*Task to carry out*. Your answer should hold all lines of the entries that include the word "Total".
******
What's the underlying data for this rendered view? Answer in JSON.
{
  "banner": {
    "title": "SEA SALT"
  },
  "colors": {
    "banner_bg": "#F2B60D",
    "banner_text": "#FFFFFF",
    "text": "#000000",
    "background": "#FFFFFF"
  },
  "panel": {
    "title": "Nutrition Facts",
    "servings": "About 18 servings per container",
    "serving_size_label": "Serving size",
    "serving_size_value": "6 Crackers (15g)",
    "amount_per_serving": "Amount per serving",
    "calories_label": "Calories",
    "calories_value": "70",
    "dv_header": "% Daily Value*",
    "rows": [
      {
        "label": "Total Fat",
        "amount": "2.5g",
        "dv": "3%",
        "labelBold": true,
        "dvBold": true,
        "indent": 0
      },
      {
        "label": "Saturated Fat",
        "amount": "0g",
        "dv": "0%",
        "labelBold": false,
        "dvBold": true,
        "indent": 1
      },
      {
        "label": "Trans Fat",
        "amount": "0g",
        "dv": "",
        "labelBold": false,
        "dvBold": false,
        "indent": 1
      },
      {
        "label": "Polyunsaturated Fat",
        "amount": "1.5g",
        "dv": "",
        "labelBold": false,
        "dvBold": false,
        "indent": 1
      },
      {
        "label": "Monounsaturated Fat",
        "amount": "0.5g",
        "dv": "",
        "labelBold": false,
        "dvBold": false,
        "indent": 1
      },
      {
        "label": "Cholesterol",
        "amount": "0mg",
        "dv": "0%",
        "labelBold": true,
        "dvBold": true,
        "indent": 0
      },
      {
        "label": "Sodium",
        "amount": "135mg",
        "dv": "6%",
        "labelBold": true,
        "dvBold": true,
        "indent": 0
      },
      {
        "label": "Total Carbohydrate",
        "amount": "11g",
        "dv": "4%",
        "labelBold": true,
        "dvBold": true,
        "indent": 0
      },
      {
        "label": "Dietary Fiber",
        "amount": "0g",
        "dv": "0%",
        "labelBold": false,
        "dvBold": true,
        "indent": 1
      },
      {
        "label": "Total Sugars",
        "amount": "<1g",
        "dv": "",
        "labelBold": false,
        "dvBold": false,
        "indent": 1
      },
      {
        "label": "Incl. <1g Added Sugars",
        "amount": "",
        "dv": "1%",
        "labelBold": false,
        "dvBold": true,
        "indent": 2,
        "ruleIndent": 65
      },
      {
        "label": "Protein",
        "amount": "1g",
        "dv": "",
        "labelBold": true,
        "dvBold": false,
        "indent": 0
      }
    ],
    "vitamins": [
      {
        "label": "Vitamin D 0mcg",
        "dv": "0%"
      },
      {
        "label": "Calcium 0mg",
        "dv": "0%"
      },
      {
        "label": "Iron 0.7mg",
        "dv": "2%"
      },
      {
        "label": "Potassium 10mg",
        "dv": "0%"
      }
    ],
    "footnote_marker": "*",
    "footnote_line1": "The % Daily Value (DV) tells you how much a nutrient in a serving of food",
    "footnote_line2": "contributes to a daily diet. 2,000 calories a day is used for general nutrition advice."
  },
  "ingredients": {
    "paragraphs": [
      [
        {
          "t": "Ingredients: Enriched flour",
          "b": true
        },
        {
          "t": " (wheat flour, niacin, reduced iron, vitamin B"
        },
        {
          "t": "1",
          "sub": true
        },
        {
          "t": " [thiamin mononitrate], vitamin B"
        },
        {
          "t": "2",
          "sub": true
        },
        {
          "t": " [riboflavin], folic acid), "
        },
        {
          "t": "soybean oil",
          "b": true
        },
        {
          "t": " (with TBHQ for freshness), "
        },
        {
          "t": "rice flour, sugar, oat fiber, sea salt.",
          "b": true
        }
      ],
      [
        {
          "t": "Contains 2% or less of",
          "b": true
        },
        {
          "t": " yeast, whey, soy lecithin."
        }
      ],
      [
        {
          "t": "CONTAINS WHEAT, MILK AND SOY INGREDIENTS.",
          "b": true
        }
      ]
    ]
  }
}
******
*Output below*.
        "label": "Total Fat",
        "label": "Total Carbohydrate",
        "label": "Total Sugars",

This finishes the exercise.